** Start **
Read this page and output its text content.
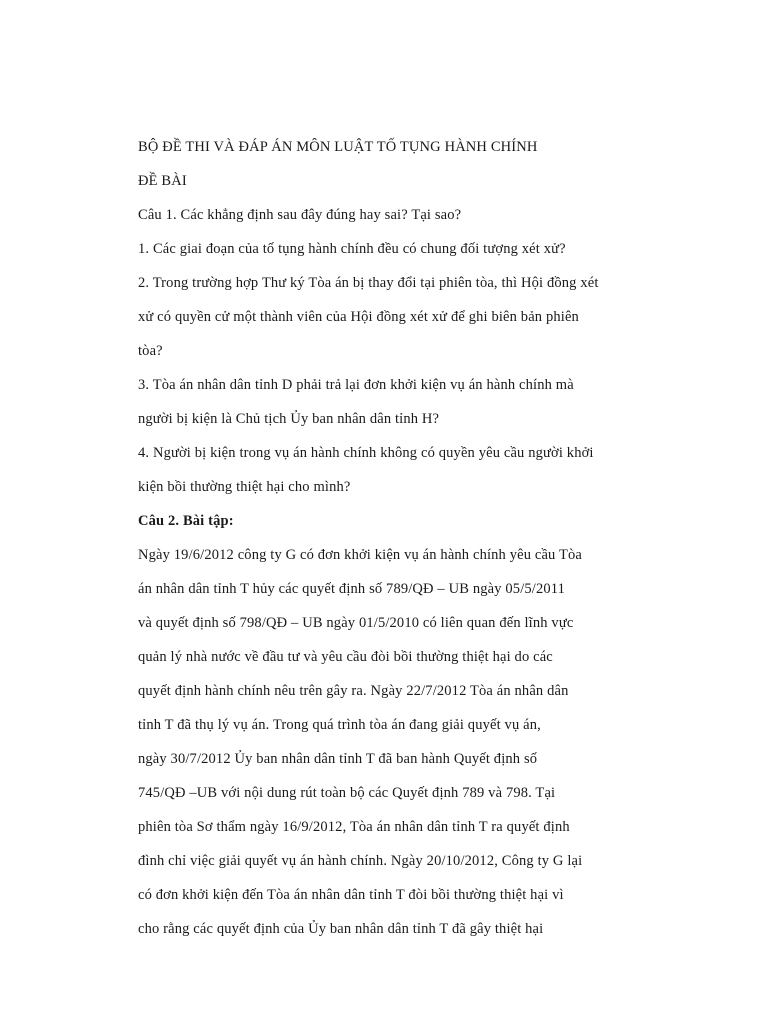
BỘ ĐỀ THI VÀ ĐÁP ÁN MÔN LUẬT TỐ TỤNG HÀNH CHÍNH
ĐỀ BÀI
Câu 1. Các khẳng định sau đây đúng hay sai? Tại sao?
1. Các giai đoạn của tố tụng hành chính đều có chung đối tượng xét xử?
2. Trong trường hợp Thư ký Tòa án bị thay đổi tại phiên tòa, thì Hội đồng xét
xử có quyền cử một thành viên của Hội đồng xét xử để ghi biên bản phiên
tòa?
3. Tòa án nhân dân tỉnh D phải trả lại đơn khởi kiện vụ án hành chính mà
người bị kiện là Chủ tịch Ủy ban nhân dân tỉnh H?
4. Người bị kiện trong vụ án hành chính không có quyền yêu cầu người khởi
kiện bồi thường thiệt hại cho mình?
Câu 2. Bài tập:
Ngày 19/6/2012 công ty G có đơn khởi kiện vụ án hành chính yêu cầu Tòa
án nhân dân tỉnh T hủy các quyết định số 789/QĐ – UB ngày 05/5/2011
và quyết định số 798/QĐ – UB ngày 01/5/2010 có liên quan đến lĩnh vực
quản lý nhà nước về đầu tư và yêu cầu đòi bồi thường thiệt hại do các
quyết định hành chính nêu trên gây ra. Ngày 22/7/2012 Tòa án nhân dân
tỉnh T đã thụ lý vụ án. Trong quá trình tòa án đang giải quyết vụ án,
ngày 30/7/2012 Ủy ban nhân dân tỉnh T đã ban hành Quyết định số
745/QĐ –UB với nội dung rút toàn bộ các Quyết định 789 và 798. Tại
phiên tòa Sơ thẩm ngày 16/9/2012, Tòa án nhân dân tỉnh T ra quyết định
đình chỉ việc giải quyết vụ án hành chính. Ngày 20/10/2012, Công ty G lại
có đơn khởi kiện đến Tòa án nhân dân tỉnh T đòi bồi thường thiệt hại vì
cho rằng các quyết định của Ủy ban nhân dân tỉnh T đã gây thiệt hại
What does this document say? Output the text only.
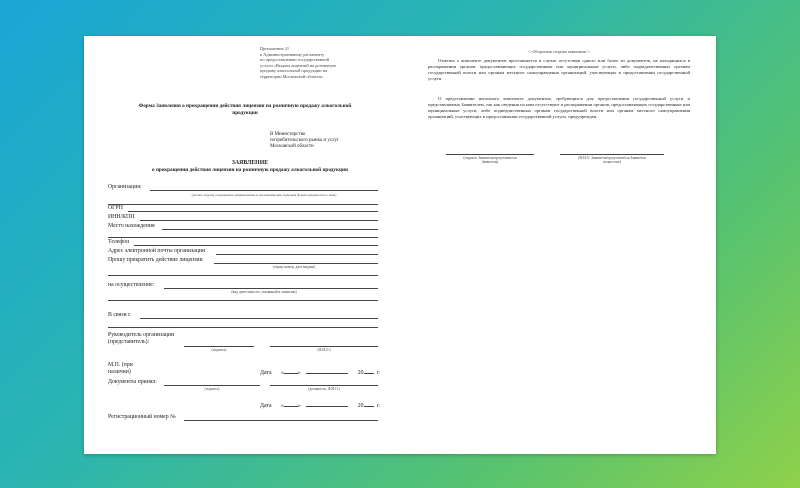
Приложение 21
к Административному регламенту
по предоставлению государственной
услуги «Выдача лицензий на розничную
продажу алкогольной продукции на
территории Московской области»
Форма Заявления о прекращении действия лицензии на розничную продажу алкогольной
продукции
В Министерство
потребительского рынка и услуг
Московской области
ЗАЯВЛЕНИЕ
о прекращении действия лицензии на розничную продажу алкогольной продукции
Организация:
(полное и (или) сокращенное наименование и организационно-правовая форма юридического лица)
ОГРН
ИНН/КПП
Место нахождения
Телефон
Адрес электронной почты организации
Прошу прекратить действие лицензии
(серия, номер, дата выдачи)
на осуществление:
(вид деятельности, указанный в лицензии)
В связи с
Руководитель организации
(представитель):
(подпись)	(Ф.И.О.)
М.П. (при
наличии)	Дата « »	20 г.
Документы принял:
(подпись)	(должность, Ф.И.О.)
Дата « »	20 г.
Регистрационный номер №
<<Оборотная сторона заявления>>
Отметка о комплекте документов проставляется в случае отсутствия одного или более из документов, не находящихся в распоряжении органов, предоставляющих государственные или муниципальные услуги, либо подведомственных органам государственной власти или органам местного самоуправления организаций, участвующих в предоставлении государственной услуги.
О представлении неполного комплекта документов, требующихся для предоставления государственной услуги и представляемых Заявителем, так как сведения по ним отсутствуют в распоряжении органов, предоставляющих государственные или муниципальные услуги, либо подведомственных органам государственной власти или органам местного самоуправления организаций, участвующих в предоставлении государственной услуги, предупрежден.
(подпись Заявителя/представителя
Заявителя)
(Ф.И.О. Заявителя/представителя Заявителя
полностью)
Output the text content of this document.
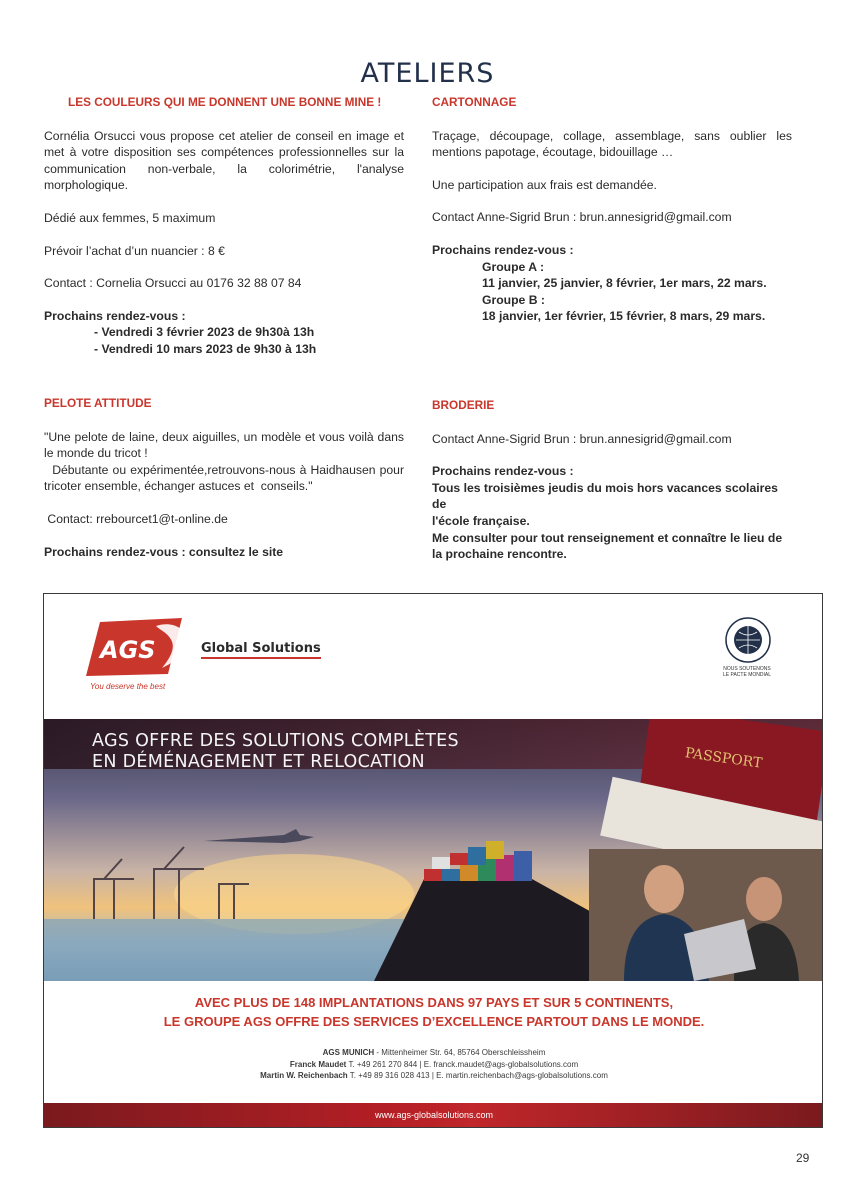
ATELIERS
LES COULEURS QUI ME DONNENT UNE BONNE MINE !
Cornélia Orsucci vous propose cet atelier de conseil en image et met à votre disposition ses compétences professionnelles sur la communication non-verbale, la colorimétrie, l'analyse morphologique.
Dédié aux femmes, 5 maximum
Prévoir l’achat d’un nuancier : 8 €
Contact : Cornelia Orsucci au 0176 32 88 07 84
Prochains rendez-vous :
- Vendredi 3 février 2023 de 9h30à 13h
- Vendredi 10 mars 2023 de 9h30 à 13h
PELOTE ATTITUDE
"Une pelote de laine, deux aiguilles, un modèle et vous voilà dans le monde du tricot !
Débutante ou expérimentée,retrouvons-nous à Haidhausen pour tricoter ensemble, échanger astuces et  conseils."
Contact: rrebourcet1@t-online.de
Prochains rendez-vous : consultez le site
CARTONNAGE
Traçage, découpage, collage, assemblage, sans oublier les mentions papotage, écoutage, bidouillage …
Une participation aux frais est demandée.
Contact Anne-Sigrid Brun : brun.annesigrid@gmail.com
Prochains rendez-vous :
Groupe A :
11 janvier, 25 janvier, 8 février, 1er mars, 22 mars.
Groupe B :
18 janvier, 1er février, 15 février, 8 mars, 29 mars.
BRODERIE
Contact Anne-Sigrid Brun : brun.annesigrid@gmail.com
Prochains rendez-vous :
Tous les troisièmes jeudis du mois hors vacances scolaires de
l'école française.
Me consulter pour tout renseignement et connaître le lieu de
la prochaine rencontre.
AGS
You deserve the best
Global Solutions
NOUS SOUTENONS
LE PACTE MONDIAL
PASSPORT
AGS OFFRE DES SOLUTIONS COMPLÈTES
EN DÉMÉNAGEMENT ET RELOCATION
AVEC PLUS DE 148 IMPLANTATIONS DANS 97 PAYS ET SUR 5 CONTINENTS,
LE GROUPE AGS OFFRE DES SERVICES D’EXCELLENCE PARTOUT DANS LE MONDE.
AGS MUNICH - Mittenheimer Str. 64, 85764 Oberschleissheim
Franck Maudet T. +49 261 270 844 | E. franck.maudet@ags-globalsolutions.com
Martin W. Reichenbach T. +49 89 316 028 413 | E. martin.reichenbach@ags-globalsolutions.com
www.ags-globalsolutions.com
29
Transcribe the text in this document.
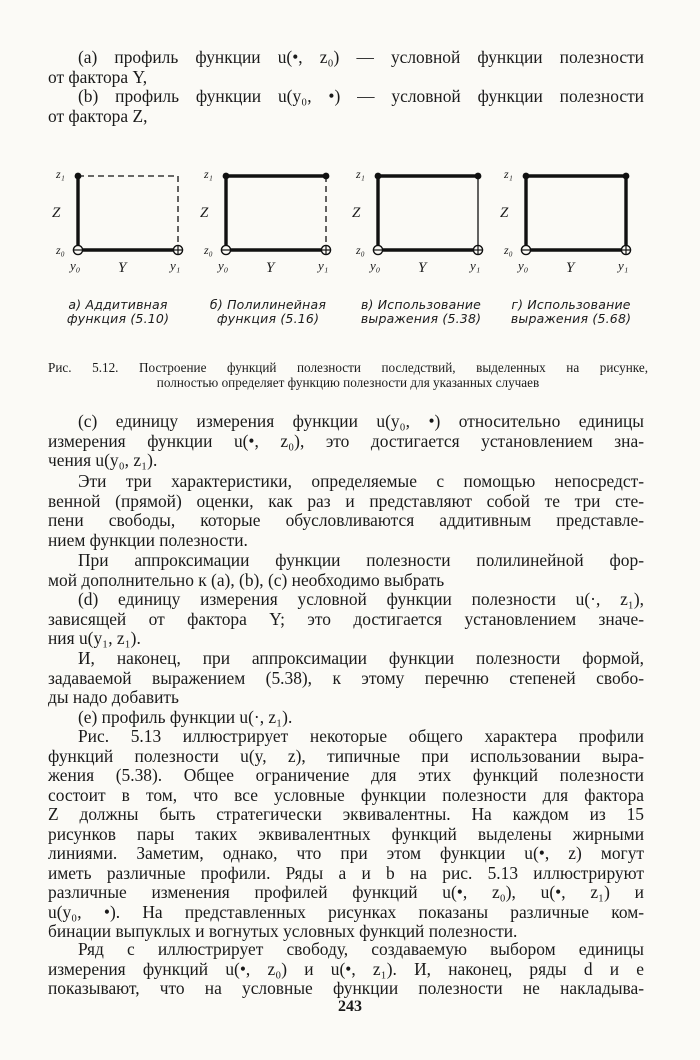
(a) профиль функции u(•, z₀) — условной функции полезности
от фактора Y,
(b) профиль функции u(y₀, •) — условной функции полезности
от фактора Z,
z₁
Z
z₀
y₀	Y	y₁
z₁
Z
z₀
y₀	Y	y₁
z₁
Z
z₀
y₀	Y	y₁
z₁
Z
z₀
y₀	Y	y₁
а) Аддитивная
функция (5.10)
б) Полилинейная
функция (5.16)
в) Использование
выражения (5.38)
г) Использование
выражения (5.68)
Рис. 5.12. Построение функций полезности последствий, выделенных на рисунке,
полностью определяет функцию полезности для указанных случаев
(c) единицу измерения функции u(y₀, •) относительно единицы
измерения функции u(•, z₀), это достигается установлением зна-
чения u(y₀, z₁).
Эти три характеристики, определяемые с помощью непосредст-
венной (прямой) оценки, как раз и представляют собой те три сте-
пени свободы, которые обусловливаются аддитивным представле-
нием функции полезности.
При аппроксимации функции полезности полилинейной фор-
мой дополнительно к (a), (b), (c) необходимо выбрать
(d) единицу измерения условной функции полезности u(·, z₁),
зависящей от фактора Y; это достигается установлением значе-
ния u(y₁, z₁).
И, наконец, при аппроксимации функции полезности формой,
задаваемой выражением (5.38), к этому перечню степеней свобо-
ды надо добавить
(e) профиль функции u(·, z₁).
Рис. 5.13 иллюстрирует некоторые общего характера профили
функций полезности u(y, z), типичные при использовании выра-
жения (5.38). Общее ограничение для этих функций полезности
состоит в том, что все условные функции полезности для фактора
Z должны быть стратегически эквивалентны. На каждом из 15
рисунков пары таких эквивалентных функций выделены жирными
линиями. Заметим, однако, что при этом функции u(•, z) могут
иметь различные профили. Ряды a и b на рис. 5.13 иллюстрируют
различные изменения профилей функций u(•, z₀), u(•, z₁) и
u(y₀, •). На представленных рисунках показаны различные ком-
бинации выпуклых и вогнутых условных функций полезности.
Ряд c иллюстрирует свободу, создаваемую выбором единицы
измерения функций u(•, z₀) и u(•, z₁). И, наконец, ряды d и e
показывают, что на условные функции полезности не накладыва-
243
** End **
YOUR INSTRUCTIONS
Working from the listing above, pick out every line that has "nhân" and copy it.

COMPLETE RESPONSE
3. Tòa án nhân dân tỉnh D phải trả lại đơn khởi kiện vụ án hành chính mà
người bị kiện là Chủ tịch Ủy ban nhân dân tỉnh H?
án nhân dân tỉnh T hủy các quyết định số 789/QĐ – UB ngày 05/5/2011
quyết định hành chính nêu trên gây ra. Ngày 22/7/2012 Tòa án nhân dân
ngày 30/7/2012 Ủy ban nhân dân tỉnh T đã ban hành Quyết định số
phiên tòa Sơ thẩm ngày 16/9/2012, Tòa án nhân dân tỉnh T ra quyết định
có đơn khởi kiện đến Tòa án nhân dân tỉnh T đòi bồi thường thiệt hại vì
cho rằng các quyết định của Ủy ban nhân dân tỉnh T đã gây thiệt hại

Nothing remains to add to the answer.